New Zealand basketball player

Everard Verdon Bartlett (born 6 February 1986) is a New Zealand basketball coach and former professional player. Bartlett was a regular in the New Zealand National Basketball League (NZNBL) between 2005 and 2022, playing the majority of those years with the Hawke's Bay Hawks. He also had various stints in the Australian NBL for the New Zealand Breakers, Perth Wildcats and Adelaide 36ers, and was a regular with the New Zealand Tall Blacks between 2012 and 2016.

==Early life==
Bartlett was born in Hastings, New Zealand. He grew up in the Flaxmere/Bridge Pa area and attended Irongate School for primary school. In high school, he first attended Church College in Hamilton before moving to the United States to attend Wasatch Academy in Utah.
####
=== PROBLEM TO WORK ON ===
Rewrite the passage about Everard Bartlett from "Everard Verdon Bartlett" down to "Academy in Utah.", replacing "Hawke's Bay Hawks" with "Hawks". Rely only on the passage about Everard Bartlett.

(Document understanding data)
####
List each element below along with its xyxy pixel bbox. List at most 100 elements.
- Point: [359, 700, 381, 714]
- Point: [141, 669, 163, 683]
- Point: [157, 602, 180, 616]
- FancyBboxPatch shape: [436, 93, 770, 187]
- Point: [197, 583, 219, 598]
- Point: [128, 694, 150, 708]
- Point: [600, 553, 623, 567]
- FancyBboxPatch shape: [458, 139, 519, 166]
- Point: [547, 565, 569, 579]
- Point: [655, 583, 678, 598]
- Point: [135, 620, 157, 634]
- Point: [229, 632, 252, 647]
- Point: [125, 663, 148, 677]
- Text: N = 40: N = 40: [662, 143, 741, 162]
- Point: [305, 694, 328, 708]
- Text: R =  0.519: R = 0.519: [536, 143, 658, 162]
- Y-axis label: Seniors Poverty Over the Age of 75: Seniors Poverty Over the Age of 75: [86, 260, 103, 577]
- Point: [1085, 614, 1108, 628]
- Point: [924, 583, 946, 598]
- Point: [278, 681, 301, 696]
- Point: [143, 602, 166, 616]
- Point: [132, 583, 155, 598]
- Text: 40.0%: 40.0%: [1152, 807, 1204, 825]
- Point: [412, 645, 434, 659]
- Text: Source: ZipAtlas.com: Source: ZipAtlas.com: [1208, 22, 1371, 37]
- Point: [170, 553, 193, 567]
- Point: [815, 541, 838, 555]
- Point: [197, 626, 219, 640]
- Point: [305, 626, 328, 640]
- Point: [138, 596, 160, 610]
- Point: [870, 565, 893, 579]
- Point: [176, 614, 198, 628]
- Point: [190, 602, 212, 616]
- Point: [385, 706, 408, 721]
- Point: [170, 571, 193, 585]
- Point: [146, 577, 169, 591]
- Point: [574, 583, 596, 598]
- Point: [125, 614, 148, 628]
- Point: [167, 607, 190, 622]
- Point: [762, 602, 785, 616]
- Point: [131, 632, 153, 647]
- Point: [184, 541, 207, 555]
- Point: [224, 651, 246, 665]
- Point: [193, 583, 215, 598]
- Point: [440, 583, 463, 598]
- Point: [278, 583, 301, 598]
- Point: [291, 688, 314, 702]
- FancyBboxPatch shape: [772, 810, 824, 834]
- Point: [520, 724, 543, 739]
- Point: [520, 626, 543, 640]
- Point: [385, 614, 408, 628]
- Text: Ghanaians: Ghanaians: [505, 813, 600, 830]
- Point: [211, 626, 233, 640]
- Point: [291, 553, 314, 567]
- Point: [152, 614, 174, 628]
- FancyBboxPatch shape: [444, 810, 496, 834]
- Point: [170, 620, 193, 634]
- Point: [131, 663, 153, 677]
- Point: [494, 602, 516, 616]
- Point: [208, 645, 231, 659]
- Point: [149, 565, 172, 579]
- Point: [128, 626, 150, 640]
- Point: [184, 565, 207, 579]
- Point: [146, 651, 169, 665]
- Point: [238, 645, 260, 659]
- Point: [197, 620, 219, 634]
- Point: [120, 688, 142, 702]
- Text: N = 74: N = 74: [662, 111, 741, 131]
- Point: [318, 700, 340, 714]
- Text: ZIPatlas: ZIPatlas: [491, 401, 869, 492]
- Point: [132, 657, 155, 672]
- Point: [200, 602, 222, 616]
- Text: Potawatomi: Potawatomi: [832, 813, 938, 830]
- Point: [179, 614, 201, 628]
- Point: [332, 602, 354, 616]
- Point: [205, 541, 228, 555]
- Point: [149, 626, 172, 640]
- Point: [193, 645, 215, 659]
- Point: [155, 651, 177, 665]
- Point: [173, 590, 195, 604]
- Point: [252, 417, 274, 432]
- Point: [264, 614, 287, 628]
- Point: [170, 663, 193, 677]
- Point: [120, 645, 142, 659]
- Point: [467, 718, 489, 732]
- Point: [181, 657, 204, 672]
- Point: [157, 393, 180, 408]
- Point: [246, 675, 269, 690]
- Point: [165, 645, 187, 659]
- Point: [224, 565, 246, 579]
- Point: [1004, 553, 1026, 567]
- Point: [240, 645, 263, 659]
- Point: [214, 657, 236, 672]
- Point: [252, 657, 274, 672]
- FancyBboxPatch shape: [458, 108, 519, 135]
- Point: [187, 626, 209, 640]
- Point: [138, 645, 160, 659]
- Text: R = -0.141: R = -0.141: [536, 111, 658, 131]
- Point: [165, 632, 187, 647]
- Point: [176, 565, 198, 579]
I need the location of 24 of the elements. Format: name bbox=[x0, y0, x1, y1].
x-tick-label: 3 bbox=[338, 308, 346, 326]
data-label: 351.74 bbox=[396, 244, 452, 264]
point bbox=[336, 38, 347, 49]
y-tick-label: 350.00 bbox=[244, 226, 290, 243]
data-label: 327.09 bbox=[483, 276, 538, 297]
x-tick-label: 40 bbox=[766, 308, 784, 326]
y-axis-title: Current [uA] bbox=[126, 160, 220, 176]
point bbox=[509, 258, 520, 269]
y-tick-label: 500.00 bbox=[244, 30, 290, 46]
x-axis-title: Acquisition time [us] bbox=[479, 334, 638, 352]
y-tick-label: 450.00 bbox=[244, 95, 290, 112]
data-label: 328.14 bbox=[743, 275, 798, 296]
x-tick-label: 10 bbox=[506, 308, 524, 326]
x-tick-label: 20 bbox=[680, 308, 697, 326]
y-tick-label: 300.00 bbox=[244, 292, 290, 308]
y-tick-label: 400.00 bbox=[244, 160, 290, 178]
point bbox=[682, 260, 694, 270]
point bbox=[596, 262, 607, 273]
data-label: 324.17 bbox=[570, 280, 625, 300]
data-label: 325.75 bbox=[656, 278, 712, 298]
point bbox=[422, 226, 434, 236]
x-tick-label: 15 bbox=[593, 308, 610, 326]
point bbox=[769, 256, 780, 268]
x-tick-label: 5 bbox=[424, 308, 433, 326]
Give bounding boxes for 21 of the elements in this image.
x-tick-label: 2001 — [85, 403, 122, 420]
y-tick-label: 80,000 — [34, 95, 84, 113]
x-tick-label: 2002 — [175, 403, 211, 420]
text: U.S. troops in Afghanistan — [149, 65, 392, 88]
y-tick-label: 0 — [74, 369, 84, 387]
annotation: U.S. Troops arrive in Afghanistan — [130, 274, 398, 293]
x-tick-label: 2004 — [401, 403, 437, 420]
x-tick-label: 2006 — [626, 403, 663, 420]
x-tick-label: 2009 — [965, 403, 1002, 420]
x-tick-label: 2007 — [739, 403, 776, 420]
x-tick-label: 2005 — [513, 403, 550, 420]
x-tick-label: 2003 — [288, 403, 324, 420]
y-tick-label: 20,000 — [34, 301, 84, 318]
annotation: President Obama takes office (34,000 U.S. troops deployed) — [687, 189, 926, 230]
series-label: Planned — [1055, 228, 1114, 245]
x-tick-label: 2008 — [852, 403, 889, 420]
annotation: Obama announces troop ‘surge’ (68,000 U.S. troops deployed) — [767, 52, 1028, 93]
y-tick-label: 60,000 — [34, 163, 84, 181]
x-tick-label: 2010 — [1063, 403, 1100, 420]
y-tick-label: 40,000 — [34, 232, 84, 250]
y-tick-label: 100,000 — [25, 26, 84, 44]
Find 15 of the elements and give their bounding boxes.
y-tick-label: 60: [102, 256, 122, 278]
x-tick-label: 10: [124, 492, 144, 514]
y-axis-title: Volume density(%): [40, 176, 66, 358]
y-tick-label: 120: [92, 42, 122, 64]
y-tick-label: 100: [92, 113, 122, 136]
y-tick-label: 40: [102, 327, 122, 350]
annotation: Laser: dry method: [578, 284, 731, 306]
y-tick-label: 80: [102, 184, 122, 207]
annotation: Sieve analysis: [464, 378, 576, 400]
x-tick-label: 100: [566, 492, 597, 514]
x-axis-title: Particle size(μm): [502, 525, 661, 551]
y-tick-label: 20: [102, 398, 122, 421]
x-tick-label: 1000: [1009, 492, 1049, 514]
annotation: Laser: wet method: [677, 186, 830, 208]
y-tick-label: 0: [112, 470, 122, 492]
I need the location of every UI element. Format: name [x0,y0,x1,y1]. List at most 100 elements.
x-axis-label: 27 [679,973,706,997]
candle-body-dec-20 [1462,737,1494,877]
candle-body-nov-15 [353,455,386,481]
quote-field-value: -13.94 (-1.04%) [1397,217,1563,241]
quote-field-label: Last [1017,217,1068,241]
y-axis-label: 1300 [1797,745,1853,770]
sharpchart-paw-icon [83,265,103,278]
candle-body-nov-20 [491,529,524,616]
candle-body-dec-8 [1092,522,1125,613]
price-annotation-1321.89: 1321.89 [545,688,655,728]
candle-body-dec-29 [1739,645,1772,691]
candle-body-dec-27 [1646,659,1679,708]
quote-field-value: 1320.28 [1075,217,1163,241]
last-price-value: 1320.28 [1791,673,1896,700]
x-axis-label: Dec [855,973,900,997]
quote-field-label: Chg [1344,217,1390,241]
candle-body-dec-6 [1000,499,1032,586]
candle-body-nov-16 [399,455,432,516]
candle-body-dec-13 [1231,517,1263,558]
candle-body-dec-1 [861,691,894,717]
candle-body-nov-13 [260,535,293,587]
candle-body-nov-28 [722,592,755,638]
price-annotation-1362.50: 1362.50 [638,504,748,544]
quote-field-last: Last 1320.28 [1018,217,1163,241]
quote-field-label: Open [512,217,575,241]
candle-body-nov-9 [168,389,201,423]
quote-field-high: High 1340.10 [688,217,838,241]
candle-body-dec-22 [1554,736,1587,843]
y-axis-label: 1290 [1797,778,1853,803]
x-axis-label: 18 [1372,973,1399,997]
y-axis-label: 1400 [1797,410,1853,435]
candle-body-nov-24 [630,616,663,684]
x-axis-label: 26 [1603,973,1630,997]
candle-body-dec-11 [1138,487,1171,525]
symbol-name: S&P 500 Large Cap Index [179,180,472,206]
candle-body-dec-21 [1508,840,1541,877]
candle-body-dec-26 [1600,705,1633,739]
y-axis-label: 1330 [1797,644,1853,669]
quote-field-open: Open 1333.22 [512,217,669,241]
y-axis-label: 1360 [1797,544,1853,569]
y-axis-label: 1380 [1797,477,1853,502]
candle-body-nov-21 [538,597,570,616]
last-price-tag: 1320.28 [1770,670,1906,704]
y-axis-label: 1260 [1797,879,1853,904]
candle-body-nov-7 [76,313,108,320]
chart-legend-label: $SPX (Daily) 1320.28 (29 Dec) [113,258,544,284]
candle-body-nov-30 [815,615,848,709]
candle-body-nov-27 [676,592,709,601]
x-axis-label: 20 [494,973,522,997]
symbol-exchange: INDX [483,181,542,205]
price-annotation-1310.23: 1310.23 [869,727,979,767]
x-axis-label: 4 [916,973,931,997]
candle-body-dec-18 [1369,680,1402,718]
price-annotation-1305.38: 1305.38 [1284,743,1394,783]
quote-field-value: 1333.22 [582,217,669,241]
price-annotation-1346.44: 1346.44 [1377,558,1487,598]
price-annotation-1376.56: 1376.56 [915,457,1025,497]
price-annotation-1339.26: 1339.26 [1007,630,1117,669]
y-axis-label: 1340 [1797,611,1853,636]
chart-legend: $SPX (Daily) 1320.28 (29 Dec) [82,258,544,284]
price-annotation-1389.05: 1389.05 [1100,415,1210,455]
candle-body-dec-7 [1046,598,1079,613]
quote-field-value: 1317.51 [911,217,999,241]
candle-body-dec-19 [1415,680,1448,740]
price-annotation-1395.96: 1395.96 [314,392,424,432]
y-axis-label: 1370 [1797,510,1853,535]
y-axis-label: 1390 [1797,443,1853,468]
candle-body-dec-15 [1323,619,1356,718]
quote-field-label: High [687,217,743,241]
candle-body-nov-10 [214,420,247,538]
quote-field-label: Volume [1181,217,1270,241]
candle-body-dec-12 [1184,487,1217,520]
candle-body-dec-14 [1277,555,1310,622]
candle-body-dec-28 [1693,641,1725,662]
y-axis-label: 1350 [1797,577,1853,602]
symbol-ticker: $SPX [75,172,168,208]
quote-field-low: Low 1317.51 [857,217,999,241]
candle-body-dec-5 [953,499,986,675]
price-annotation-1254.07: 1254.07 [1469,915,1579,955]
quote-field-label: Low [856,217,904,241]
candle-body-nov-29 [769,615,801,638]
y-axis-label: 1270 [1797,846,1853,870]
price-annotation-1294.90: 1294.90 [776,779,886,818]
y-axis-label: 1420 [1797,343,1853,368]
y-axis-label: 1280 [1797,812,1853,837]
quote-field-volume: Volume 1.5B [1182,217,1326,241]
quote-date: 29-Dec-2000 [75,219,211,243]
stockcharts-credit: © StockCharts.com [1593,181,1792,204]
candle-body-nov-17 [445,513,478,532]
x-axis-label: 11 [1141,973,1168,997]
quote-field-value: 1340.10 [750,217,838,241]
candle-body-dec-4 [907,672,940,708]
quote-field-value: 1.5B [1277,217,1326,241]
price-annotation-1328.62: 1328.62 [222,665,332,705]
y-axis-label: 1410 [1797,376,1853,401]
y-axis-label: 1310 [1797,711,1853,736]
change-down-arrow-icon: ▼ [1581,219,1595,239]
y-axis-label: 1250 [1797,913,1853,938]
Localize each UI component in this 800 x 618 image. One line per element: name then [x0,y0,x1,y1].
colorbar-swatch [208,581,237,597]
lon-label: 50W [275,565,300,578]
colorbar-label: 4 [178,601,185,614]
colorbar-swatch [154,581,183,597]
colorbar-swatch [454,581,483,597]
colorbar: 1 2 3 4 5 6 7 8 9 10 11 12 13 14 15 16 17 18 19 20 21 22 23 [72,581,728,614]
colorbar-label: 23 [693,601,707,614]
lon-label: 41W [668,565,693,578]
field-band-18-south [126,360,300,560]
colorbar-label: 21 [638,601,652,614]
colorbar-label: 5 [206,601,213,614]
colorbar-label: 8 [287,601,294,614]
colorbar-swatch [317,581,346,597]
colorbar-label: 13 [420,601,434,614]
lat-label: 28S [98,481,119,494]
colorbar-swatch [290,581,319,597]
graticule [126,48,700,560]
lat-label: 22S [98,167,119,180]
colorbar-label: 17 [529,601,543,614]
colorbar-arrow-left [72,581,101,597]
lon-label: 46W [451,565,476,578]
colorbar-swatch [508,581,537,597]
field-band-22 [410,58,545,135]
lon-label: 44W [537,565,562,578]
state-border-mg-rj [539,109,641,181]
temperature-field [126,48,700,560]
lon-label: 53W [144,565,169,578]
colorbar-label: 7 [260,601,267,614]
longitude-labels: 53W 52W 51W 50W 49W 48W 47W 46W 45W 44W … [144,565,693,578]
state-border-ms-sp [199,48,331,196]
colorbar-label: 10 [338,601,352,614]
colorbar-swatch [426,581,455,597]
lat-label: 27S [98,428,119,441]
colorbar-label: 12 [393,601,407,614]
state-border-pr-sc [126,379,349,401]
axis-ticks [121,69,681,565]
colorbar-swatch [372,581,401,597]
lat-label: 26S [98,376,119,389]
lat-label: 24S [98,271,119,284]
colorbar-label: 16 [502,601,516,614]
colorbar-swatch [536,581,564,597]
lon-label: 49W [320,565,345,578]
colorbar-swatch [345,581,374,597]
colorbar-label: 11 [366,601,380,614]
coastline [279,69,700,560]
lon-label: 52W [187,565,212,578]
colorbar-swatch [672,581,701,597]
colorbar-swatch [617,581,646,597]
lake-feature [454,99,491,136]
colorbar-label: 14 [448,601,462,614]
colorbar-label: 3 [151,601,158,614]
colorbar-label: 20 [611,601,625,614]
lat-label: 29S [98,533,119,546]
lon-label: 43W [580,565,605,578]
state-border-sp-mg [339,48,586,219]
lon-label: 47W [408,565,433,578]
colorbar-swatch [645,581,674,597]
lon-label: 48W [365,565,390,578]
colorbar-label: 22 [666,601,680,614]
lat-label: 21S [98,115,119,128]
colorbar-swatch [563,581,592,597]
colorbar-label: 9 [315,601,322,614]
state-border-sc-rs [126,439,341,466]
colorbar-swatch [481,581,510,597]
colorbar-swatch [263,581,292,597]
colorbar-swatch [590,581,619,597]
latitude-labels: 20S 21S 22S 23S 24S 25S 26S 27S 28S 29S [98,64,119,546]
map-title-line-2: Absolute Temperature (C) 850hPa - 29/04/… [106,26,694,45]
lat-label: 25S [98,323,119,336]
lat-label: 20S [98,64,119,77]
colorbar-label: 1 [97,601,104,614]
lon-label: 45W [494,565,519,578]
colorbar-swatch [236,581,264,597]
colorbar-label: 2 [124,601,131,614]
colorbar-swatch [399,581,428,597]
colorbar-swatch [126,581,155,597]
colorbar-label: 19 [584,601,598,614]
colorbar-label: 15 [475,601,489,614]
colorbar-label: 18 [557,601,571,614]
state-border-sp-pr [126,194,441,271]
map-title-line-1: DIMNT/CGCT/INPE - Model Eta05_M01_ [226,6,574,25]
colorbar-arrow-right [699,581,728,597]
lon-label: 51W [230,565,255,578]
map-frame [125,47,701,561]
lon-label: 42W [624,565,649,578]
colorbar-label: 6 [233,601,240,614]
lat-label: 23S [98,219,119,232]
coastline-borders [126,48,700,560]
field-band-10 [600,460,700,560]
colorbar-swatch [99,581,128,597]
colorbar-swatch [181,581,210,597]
####
=== EXERCISE RESPONSE ===
Everard Verdon Bartlett (born 6 February 1986) is a New Zealand basketball coach and former professional player. Bartlett was a regular in the New Zealand National Basketball League (NZNBL) between 2005 and 2022, playing the majority of those years with the Hawks. He also had various stints in the Australian NBL for the New Zealand Breakers, Perth Wildcats and Adelaide 36ers, and was a regular with the New Zealand Tall Blacks between 2012 and 2016.

==Early life==
Bartlett was born in Hastings, New Zealand. He grew up in the Flaxmere/Bridge Pa area and attended Irongate School for primary school. In high school, he first attended Church College in Hamilton before moving to the United States to attend Wasatch Academy in Utah.